### Records to process:
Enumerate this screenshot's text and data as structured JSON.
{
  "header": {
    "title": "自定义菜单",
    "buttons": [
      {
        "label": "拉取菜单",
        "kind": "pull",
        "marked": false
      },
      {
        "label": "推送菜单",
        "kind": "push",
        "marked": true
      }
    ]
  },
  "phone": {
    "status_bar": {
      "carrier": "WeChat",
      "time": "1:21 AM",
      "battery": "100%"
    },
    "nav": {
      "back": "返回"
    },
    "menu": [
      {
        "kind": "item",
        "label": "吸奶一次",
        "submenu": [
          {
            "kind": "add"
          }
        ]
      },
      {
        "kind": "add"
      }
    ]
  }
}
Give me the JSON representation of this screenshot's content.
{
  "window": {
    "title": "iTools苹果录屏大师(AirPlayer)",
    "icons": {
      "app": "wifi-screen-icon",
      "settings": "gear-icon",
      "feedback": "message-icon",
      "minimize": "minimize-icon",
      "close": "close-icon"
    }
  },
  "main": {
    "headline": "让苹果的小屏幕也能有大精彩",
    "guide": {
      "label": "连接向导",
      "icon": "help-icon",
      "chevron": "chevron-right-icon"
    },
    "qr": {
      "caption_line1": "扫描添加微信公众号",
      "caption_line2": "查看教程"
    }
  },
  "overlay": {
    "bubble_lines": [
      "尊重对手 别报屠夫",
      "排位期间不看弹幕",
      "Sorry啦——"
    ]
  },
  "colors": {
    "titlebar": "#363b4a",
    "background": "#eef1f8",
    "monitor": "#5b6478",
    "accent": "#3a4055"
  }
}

### Written problem:
Copy out exactly the lines between the line with "Give me the" and the last line of the entries, counting both of those lines.

### Solved problem:
Give me the JSON representation of this screenshot's content.
{
  "window": {
    "title": "iTools苹果录屏大师(AirPlayer)",
    "icons": {
      "app": "wifi-screen-icon",
      "settings": "gear-icon",
      "feedback": "message-icon",
      "minimize": "minimize-icon",
      "close": "close-icon"
    }
  },
  "main": {
    "headline": "让苹果的小屏幕也能有大精彩",
    "guide": {
      "label": "连接向导",
      "icon": "help-icon",
      "chevron": "chevron-right-icon"
    },
    "qr": {
      "caption_line1": "扫描添加微信公众号",
      "caption_line2": "查看教程"
    }
  },
  "overlay": {
    "bubble_lines": [
      "尊重对手 别报屠夫",
      "排位期间不看弹幕",
      "Sorry啦——"
    ]
  },
  "colors": {
    "titlebar": "#363b4a",
    "background": "#eef1f8",
    "monitor": "#5b6478",
    "accent": "#3a4055"
  }
}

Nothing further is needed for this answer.